• _Stated problem_:
Scan the data below. Pull out each line where "heading" occurs.

• _Records for processing_:

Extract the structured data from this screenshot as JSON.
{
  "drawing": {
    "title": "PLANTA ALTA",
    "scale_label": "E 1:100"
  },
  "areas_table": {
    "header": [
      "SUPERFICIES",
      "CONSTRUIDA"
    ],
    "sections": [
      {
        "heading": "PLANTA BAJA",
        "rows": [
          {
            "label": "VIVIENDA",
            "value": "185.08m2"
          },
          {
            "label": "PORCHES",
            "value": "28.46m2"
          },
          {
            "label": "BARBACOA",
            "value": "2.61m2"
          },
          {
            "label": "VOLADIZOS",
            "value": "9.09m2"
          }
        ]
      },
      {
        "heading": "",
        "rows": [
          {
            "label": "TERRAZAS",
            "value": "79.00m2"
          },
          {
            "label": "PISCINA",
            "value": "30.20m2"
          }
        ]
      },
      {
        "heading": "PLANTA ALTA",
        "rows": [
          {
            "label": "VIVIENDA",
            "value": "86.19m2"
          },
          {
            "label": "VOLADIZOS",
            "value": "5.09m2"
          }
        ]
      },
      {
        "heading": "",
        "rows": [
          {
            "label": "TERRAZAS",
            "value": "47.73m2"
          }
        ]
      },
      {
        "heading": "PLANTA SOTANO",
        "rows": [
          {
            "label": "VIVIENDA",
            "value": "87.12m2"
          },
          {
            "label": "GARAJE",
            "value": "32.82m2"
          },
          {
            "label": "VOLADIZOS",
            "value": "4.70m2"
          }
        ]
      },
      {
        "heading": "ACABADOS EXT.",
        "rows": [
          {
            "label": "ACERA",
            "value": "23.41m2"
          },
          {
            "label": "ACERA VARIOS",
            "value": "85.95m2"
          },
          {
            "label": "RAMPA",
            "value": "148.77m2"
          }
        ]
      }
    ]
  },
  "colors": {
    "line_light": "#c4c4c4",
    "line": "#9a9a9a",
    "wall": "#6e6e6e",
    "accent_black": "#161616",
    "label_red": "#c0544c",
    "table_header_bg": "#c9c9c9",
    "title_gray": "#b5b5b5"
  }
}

• _Solved exercise_:
        "heading": "PLANTA BAJA",
        "heading": "",
        "heading": "PLANTA ALTA",
        "heading": "",
        "heading": "PLANTA SOTANO",
        "heading": "ACABADOS EXT.",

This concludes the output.